(Dataset entries)
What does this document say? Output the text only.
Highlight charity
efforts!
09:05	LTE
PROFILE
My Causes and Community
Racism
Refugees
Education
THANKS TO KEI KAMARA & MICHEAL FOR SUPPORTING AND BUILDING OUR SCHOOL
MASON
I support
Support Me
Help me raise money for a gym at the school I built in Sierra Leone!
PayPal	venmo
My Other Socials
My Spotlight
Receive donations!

◆ WHAT YOU NEED TO DO ◆
Copy out the data shown above without altering anything.

◆ COMPLETE OUTPUT ◆
What does this document say? Output the text only.
Highlight charity
efforts!
09:05	LTE
PROFILE
My Causes and Community
Racism
Refugees
Education
THANKS TO KEI KAMARA & MICHEAL FOR SUPPORTING AND BUILDING OUR SCHOOL
MASON
I support
Support Me
Help me raise money for a gym at the school I built in Sierra Leone!
PayPal	venmo
My Other Socials
My Spotlight
Receive donations!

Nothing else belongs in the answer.